> [Dataset rows]
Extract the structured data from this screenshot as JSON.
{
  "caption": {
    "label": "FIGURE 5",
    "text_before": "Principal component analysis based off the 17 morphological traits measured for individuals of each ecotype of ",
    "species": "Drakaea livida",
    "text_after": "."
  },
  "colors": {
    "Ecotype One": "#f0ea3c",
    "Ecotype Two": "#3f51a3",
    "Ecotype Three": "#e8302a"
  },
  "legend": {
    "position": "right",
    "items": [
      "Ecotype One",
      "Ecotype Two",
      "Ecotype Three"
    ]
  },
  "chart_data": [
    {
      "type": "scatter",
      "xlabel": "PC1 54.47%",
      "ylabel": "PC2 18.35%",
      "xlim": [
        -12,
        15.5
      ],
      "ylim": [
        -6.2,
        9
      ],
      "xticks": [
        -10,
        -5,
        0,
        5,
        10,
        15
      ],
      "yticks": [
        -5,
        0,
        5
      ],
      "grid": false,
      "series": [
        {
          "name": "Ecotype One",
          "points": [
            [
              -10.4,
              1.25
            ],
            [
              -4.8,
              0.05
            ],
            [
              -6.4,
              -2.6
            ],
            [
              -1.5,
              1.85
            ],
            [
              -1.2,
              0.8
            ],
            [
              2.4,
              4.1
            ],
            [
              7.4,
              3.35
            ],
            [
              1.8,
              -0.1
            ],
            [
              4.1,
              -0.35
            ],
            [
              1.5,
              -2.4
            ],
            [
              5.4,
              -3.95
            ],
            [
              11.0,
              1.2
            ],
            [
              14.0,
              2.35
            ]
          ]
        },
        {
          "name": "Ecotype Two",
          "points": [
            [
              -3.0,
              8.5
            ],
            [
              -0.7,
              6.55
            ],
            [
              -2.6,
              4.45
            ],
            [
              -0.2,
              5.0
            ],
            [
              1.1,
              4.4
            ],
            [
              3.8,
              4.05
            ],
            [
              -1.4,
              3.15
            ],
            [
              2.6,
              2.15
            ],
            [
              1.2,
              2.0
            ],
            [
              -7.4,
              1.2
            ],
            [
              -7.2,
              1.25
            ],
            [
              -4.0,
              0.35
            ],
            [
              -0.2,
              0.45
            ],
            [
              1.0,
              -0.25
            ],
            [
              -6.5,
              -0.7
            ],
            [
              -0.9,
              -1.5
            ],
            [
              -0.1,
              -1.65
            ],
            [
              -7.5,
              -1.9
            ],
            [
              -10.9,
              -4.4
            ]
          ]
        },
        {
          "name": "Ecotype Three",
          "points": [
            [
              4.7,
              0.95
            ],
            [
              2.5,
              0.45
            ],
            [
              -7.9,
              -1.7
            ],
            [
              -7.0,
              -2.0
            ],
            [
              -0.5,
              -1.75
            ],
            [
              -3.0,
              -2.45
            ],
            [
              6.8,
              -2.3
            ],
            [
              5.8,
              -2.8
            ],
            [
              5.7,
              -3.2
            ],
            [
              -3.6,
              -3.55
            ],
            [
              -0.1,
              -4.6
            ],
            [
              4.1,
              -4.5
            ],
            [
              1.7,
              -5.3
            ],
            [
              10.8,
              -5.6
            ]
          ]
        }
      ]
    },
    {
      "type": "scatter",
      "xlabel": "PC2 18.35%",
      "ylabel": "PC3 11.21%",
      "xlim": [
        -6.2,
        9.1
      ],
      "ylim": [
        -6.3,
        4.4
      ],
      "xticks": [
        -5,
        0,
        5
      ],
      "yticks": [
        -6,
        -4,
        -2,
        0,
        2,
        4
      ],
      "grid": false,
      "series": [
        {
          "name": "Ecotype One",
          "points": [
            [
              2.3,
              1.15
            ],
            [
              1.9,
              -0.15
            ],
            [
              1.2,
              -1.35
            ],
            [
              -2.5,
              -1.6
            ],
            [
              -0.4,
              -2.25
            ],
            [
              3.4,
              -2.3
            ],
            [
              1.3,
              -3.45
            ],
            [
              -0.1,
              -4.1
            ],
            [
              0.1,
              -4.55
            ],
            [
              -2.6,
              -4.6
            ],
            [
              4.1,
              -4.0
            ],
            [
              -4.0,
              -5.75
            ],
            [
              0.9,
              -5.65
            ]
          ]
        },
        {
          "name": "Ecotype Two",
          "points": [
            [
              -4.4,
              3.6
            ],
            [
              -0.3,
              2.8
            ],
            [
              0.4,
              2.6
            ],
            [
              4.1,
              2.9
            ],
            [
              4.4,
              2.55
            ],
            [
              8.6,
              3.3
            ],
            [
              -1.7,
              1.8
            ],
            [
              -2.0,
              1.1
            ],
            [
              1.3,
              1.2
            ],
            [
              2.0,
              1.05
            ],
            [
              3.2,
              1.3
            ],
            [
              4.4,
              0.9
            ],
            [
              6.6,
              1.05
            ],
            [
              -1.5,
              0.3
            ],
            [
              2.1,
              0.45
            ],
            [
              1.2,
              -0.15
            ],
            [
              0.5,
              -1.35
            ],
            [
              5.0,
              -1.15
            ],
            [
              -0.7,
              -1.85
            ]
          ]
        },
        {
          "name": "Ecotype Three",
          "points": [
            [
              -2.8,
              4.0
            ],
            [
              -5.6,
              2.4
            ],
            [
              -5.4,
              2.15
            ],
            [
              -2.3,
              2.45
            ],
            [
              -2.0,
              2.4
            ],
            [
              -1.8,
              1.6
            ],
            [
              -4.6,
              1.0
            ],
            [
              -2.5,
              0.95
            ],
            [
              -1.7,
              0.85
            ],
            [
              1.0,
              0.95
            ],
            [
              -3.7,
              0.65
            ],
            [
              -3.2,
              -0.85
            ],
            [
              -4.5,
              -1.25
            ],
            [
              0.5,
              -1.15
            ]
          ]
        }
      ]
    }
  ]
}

> [Problem to solve] The records above must be repeated exactly, every one of them.

> [Task response]
Extract the structured data from this screenshot as JSON.
{
  "caption": {
    "label": "FIGURE 5",
    "text_before": "Principal component analysis based off the 17 morphological traits measured for individuals of each ecotype of ",
    "species": "Drakaea livida",
    "text_after": "."
  },
  "colors": {
    "Ecotype One": "#f0ea3c",
    "Ecotype Two": "#3f51a3",
    "Ecotype Three": "#e8302a"
  },
  "legend": {
    "position": "right",
    "items": [
      "Ecotype One",
      "Ecotype Two",
      "Ecotype Three"
    ]
  },
  "chart_data": [
    {
      "type": "scatter",
      "xlabel": "PC1 54.47%",
      "ylabel": "PC2 18.35%",
      "xlim": [
        -12,
        15.5
      ],
      "ylim": [
        -6.2,
        9
      ],
      "xticks": [
        -10,
        -5,
        0,
        5,
        10,
        15
      ],
      "yticks": [
        -5,
        0,
        5
      ],
      "grid": false,
      "series": [
        {
          "name": "Ecotype One",
          "points": [
            [
              -10.4,
              1.25
            ],
            [
              -4.8,
              0.05
            ],
            [
              -6.4,
              -2.6
            ],
            [
              -1.5,
              1.85
            ],
            [
              -1.2,
              0.8
            ],
            [
              2.4,
              4.1
            ],
            [
              7.4,
              3.35
            ],
            [
              1.8,
              -0.1
            ],
            [
              4.1,
              -0.35
            ],
            [
              1.5,
              -2.4
            ],
            [
              5.4,
              -3.95
            ],
            [
              11.0,
              1.2
            ],
            [
              14.0,
              2.35
            ]
          ]
        },
        {
          "name": "Ecotype Two",
          "points": [
            [
              -3.0,
              8.5
            ],
            [
              -0.7,
              6.55
            ],
            [
              -2.6,
              4.45
            ],
            [
              -0.2,
              5.0
            ],
            [
              1.1,
              4.4
            ],
            [
              3.8,
              4.05
            ],
            [
              -1.4,
              3.15
            ],
            [
              2.6,
              2.15
            ],
            [
              1.2,
              2.0
            ],
            [
              -7.4,
              1.2
            ],
            [
              -7.2,
              1.25
            ],
            [
              -4.0,
              0.35
            ],
            [
              -0.2,
              0.45
            ],
            [
              1.0,
              -0.25
            ],
            [
              -6.5,
              -0.7
            ],
            [
              -0.9,
              -1.5
            ],
            [
              -0.1,
              -1.65
            ],
            [
              -7.5,
              -1.9
            ],
            [
              -10.9,
              -4.4
            ]
          ]
        },
        {
          "name": "Ecotype Three",
          "points": [
            [
              4.7,
              0.95
            ],
            [
              2.5,
              0.45
            ],
            [
              -7.9,
              -1.7
            ],
            [
              -7.0,
              -2.0
            ],
            [
              -0.5,
              -1.75
            ],
            [
              -3.0,
              -2.45
            ],
            [
              6.8,
              -2.3
            ],
            [
              5.8,
              -2.8
            ],
            [
              5.7,
              -3.2
            ],
            [
              -3.6,
              -3.55
            ],
            [
              -0.1,
              -4.6
            ],
            [
              4.1,
              -4.5
            ],
            [
              1.7,
              -5.3
            ],
            [
              10.8,
              -5.6
            ]
          ]
        }
      ]
    },
    {
      "type": "scatter",
      "xlabel": "PC2 18.35%",
      "ylabel": "PC3 11.21%",
      "xlim": [
        -6.2,
        9.1
      ],
      "ylim": [
        -6.3,
        4.4
      ],
      "xticks": [
        -5,
        0,
        5
      ],
      "yticks": [
        -6,
        -4,
        -2,
        0,
        2,
        4
      ],
      "grid": false,
      "series": [
        {
          "name": "Ecotype One",
          "points": [
            [
              2.3,
              1.15
            ],
            [
              1.9,
              -0.15
            ],
            [
              1.2,
              -1.35
            ],
            [
              -2.5,
              -1.6
            ],
            [
              -0.4,
              -2.25
            ],
            [
              3.4,
              -2.3
            ],
            [
              1.3,
              -3.45
            ],
            [
              -0.1,
              -4.1
            ],
            [
              0.1,
              -4.55
            ],
            [
              -2.6,
              -4.6
            ],
            [
              4.1,
              -4.0
            ],
            [
              -4.0,
              -5.75
            ],
            [
              0.9,
              -5.65
            ]
          ]
        },
        {
          "name": "Ecotype Two",
          "points": [
            [
              -4.4,
              3.6
            ],
            [
              -0.3,
              2.8
            ],
            [
              0.4,
              2.6
            ],
            [
              4.1,
              2.9
            ],
            [
              4.4,
              2.55
            ],
            [
              8.6,
              3.3
            ],
            [
              -1.7,
              1.8
            ],
            [
              -2.0,
              1.1
            ],
            [
              1.3,
              1.2
            ],
            [
              2.0,
              1.05
            ],
            [
              3.2,
              1.3
            ],
            [
              4.4,
              0.9
            ],
            [
              6.6,
              1.05
            ],
            [
              -1.5,
              0.3
            ],
            [
              2.1,
              0.45
            ],
            [
              1.2,
              -0.15
            ],
            [
              0.5,
              -1.35
            ],
            [
              5.0,
              -1.15
            ],
            [
              -0.7,
              -1.85
            ]
          ]
        },
        {
          "name": "Ecotype Three",
          "points": [
            [
              -2.8,
              4.0
            ],
            [
              -5.6,
              2.4
            ],
            [
              -5.4,
              2.15
            ],
            [
              -2.3,
              2.45
            ],
            [
              -2.0,
              2.4
            ],
            [
              -1.8,
              1.6
            ],
            [
              -4.6,
              1.0
            ],
            [
              -2.5,
              0.95
            ],
            [
              -1.7,
              0.85
            ],
            [
              1.0,
              0.95
            ],
            [
              -3.7,
              0.65
            ],
            [
              -3.2,
              -0.85
            ],
            [
              -4.5,
              -1.25
            ],
            [
              0.5,
              -1.15
            ]
          ]
        }
      ]
    }
  ]
}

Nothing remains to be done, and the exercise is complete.